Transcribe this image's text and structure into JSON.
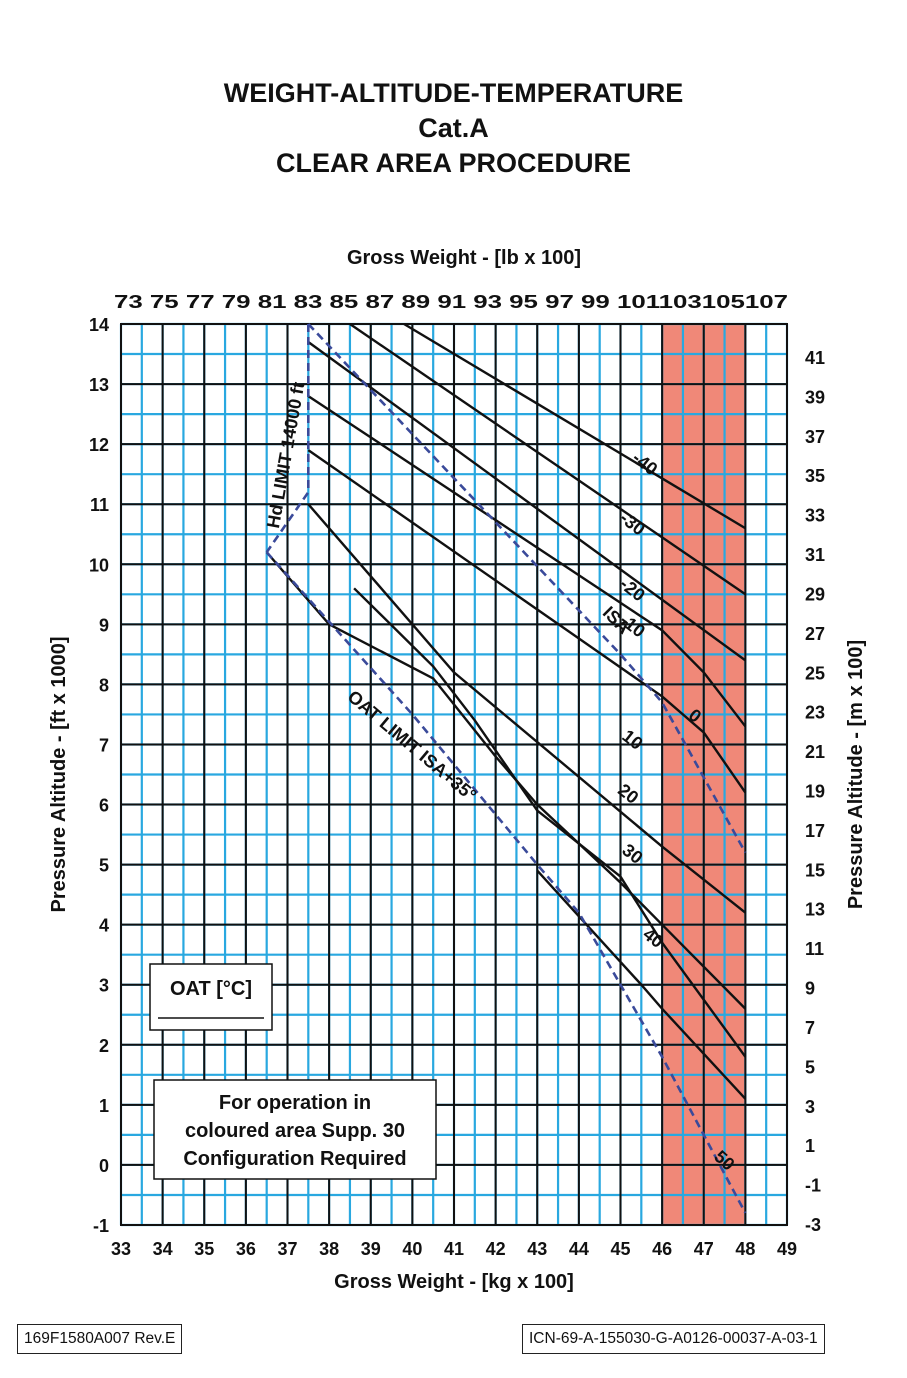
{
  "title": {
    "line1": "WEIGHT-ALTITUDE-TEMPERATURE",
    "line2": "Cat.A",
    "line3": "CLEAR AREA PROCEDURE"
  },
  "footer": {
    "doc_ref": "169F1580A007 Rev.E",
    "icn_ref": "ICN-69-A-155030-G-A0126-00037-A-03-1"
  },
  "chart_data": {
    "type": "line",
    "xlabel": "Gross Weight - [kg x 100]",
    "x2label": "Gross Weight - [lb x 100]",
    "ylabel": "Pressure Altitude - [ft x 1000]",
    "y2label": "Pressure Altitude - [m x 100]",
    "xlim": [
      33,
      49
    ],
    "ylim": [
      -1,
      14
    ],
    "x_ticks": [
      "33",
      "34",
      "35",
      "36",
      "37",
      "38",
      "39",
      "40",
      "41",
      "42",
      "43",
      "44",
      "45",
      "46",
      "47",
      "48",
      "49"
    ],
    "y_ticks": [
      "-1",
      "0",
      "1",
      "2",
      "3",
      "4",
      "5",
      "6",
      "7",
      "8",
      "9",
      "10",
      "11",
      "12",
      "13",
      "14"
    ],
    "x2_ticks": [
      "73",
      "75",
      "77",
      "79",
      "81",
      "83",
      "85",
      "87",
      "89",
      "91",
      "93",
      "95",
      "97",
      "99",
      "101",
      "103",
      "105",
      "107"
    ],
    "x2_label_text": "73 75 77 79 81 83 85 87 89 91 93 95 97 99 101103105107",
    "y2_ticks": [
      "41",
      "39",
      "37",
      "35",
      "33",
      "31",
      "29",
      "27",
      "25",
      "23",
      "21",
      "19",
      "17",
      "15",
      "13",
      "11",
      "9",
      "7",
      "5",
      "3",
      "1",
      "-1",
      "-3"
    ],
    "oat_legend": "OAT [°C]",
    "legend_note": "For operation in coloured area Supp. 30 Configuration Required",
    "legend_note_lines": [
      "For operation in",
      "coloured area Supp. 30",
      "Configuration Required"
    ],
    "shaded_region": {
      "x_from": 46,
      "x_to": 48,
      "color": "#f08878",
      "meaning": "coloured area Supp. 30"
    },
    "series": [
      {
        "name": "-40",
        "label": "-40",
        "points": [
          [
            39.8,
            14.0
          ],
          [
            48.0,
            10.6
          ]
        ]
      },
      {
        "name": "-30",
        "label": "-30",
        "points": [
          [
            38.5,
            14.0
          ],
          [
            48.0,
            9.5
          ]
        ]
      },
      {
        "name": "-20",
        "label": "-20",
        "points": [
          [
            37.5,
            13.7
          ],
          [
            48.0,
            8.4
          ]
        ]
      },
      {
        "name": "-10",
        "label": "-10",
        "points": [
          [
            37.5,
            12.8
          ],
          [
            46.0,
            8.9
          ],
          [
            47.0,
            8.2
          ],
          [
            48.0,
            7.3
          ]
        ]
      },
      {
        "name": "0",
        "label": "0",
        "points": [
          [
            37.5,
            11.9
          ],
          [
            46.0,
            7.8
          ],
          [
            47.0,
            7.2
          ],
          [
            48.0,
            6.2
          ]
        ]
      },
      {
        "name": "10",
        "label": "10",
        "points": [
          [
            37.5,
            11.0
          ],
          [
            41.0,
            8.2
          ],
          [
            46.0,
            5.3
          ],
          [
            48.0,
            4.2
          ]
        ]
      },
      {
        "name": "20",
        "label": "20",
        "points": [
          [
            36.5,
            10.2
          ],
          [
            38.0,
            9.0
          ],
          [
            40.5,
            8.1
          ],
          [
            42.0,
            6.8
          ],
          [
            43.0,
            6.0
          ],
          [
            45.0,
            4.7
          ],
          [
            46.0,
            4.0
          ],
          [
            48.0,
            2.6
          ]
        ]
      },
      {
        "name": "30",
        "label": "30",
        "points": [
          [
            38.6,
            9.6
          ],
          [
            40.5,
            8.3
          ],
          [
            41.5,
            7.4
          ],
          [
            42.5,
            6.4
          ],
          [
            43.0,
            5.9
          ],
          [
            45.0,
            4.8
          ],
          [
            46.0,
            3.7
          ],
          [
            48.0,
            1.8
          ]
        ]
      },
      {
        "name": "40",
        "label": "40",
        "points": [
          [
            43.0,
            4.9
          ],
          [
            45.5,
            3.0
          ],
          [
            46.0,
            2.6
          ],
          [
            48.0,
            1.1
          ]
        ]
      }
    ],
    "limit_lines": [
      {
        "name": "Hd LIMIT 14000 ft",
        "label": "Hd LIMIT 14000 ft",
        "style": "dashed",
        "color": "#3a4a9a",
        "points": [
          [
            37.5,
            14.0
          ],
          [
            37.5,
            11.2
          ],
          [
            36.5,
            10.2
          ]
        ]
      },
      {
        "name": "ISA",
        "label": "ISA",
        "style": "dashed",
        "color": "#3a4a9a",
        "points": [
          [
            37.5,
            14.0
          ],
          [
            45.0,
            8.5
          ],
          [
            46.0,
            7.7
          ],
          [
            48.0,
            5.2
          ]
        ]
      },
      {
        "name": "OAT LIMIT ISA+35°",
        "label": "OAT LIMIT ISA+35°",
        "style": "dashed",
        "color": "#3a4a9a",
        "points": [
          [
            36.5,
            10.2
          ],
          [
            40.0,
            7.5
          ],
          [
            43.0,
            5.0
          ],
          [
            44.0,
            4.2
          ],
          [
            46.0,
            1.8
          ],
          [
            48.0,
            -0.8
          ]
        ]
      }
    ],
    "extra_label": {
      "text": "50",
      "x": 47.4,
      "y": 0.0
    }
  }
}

WRITTEN EXERCISE: Give the data again exactly as written, with all pictures left out.

RESULT OF THIS EXERCISE:
Transcribe this image's text and structure into JSON.
{
  "title": {
    "line1": "WEIGHT-ALTITUDE-TEMPERATURE",
    "line2": "Cat.A",
    "line3": "CLEAR AREA PROCEDURE"
  },
  "footer": {
    "doc_ref": "169F1580A007 Rev.E",
    "icn_ref": "ICN-69-A-155030-G-A0126-00037-A-03-1"
  },
  "chart_data": {
    "type": "line",
    "xlabel": "Gross Weight - [kg x 100]",
    "x2label": "Gross Weight - [lb x 100]",
    "ylabel": "Pressure Altitude - [ft x 1000]",
    "y2label": "Pressure Altitude - [m x 100]",
    "xlim": [
      33,
      49
    ],
    "ylim": [
      -1,
      14
    ],
    "x_ticks": [
      "33",
      "34",
      "35",
      "36",
      "37",
      "38",
      "39",
      "40",
      "41",
      "42",
      "43",
      "44",
      "45",
      "46",
      "47",
      "48",
      "49"
    ],
    "y_ticks": [
      "-1",
      "0",
      "1",
      "2",
      "3",
      "4",
      "5",
      "6",
      "7",
      "8",
      "9",
      "10",
      "11",
      "12",
      "13",
      "14"
    ],
    "x2_ticks": [
      "73",
      "75",
      "77",
      "79",
      "81",
      "83",
      "85",
      "87",
      "89",
      "91",
      "93",
      "95",
      "97",
      "99",
      "101",
      "103",
      "105",
      "107"
    ],
    "x2_label_text": "73 75 77 79 81 83 85 87 89 91 93 95 97 99 101103105107",
    "y2_ticks": [
      "41",
      "39",
      "37",
      "35",
      "33",
      "31",
      "29",
      "27",
      "25",
      "23",
      "21",
      "19",
      "17",
      "15",
      "13",
      "11",
      "9",
      "7",
      "5",
      "3",
      "1",
      "-1",
      "-3"
    ],
    "oat_legend": "OAT [°C]",
    "legend_note": "For operation in coloured area Supp. 30 Configuration Required",
    "legend_note_lines": [
      "For operation in",
      "coloured area Supp. 30",
      "Configuration Required"
    ],
    "shaded_region": {
      "x_from": 46,
      "x_to": 48,
      "color": "#f08878",
      "meaning": "coloured area Supp. 30"
    },
    "series": [
      {
        "name": "-40",
        "label": "-40",
        "points": [
          [
            39.8,
            14.0
          ],
          [
            48.0,
            10.6
          ]
        ]
      },
      {
        "name": "-30",
        "label": "-30",
        "points": [
          [
            38.5,
            14.0
          ],
          [
            48.0,
            9.5
          ]
        ]
      },
      {
        "name": "-20",
        "label": "-20",
        "points": [
          [
            37.5,
            13.7
          ],
          [
            48.0,
            8.4
          ]
        ]
      },
      {
        "name": "-10",
        "label": "-10",
        "points": [
          [
            37.5,
            12.8
          ],
          [
            46.0,
            8.9
          ],
          [
            47.0,
            8.2
          ],
          [
            48.0,
            7.3
          ]
        ]
      },
      {
        "name": "0",
        "label": "0",
        "points": [
          [
            37.5,
            11.9
          ],
          [
            46.0,
            7.8
          ],
          [
            47.0,
            7.2
          ],
          [
            48.0,
            6.2
          ]
        ]
      },
      {
        "name": "10",
        "label": "10",
        "points": [
          [
            37.5,
            11.0
          ],
          [
            41.0,
            8.2
          ],
          [
            46.0,
            5.3
          ],
          [
            48.0,
            4.2
          ]
        ]
      },
      {
        "name": "20",
        "label": "20",
        "points": [
          [
            36.5,
            10.2
          ],
          [
            38.0,
            9.0
          ],
          [
            40.5,
            8.1
          ],
          [
            42.0,
            6.8
          ],
          [
            43.0,
            6.0
          ],
          [
            45.0,
            4.7
          ],
          [
            46.0,
            4.0
          ],
          [
            48.0,
            2.6
          ]
        ]
      },
      {
        "name": "30",
        "label": "30",
        "points": [
          [
            38.6,
            9.6
          ],
          [
            40.5,
            8.3
          ],
          [
            41.5,
            7.4
          ],
          [
            42.5,
            6.4
          ],
          [
            43.0,
            5.9
          ],
          [
            45.0,
            4.8
          ],
          [
            46.0,
            3.7
          ],
          [
            48.0,
            1.8
          ]
        ]
      },
      {
        "name": "40",
        "label": "40",
        "points": [
          [
            43.0,
            4.9
          ],
          [
            45.5,
            3.0
          ],
          [
            46.0,
            2.6
          ],
          [
            48.0,
            1.1
          ]
        ]
      }
    ],
    "limit_lines": [
      {
        "name": "Hd LIMIT 14000 ft",
        "label": "Hd LIMIT 14000 ft",
        "style": "dashed",
        "color": "#3a4a9a",
        "points": [
          [
            37.5,
            14.0
          ],
          [
            37.5,
            11.2
          ],
          [
            36.5,
            10.2
          ]
        ]
      },
      {
        "name": "ISA",
        "label": "ISA",
        "style": "dashed",
        "color": "#3a4a9a",
        "points": [
          [
            37.5,
            14.0
          ],
          [
            45.0,
            8.5
          ],
          [
            46.0,
            7.7
          ],
          [
            48.0,
            5.2
          ]
        ]
      },
      {
        "name": "OAT LIMIT ISA+35°",
        "label": "OAT LIMIT ISA+35°",
        "style": "dashed",
        "color": "#3a4a9a",
        "points": [
          [
            36.5,
            10.2
          ],
          [
            40.0,
            7.5
          ],
          [
            43.0,
            5.0
          ],
          [
            44.0,
            4.2
          ],
          [
            46.0,
            1.8
          ],
          [
            48.0,
            -0.8
          ]
        ]
      }
    ],
    "extra_label": {
      "text": "50",
      "x": 47.4,
      "y": 0.0
    }
  }
}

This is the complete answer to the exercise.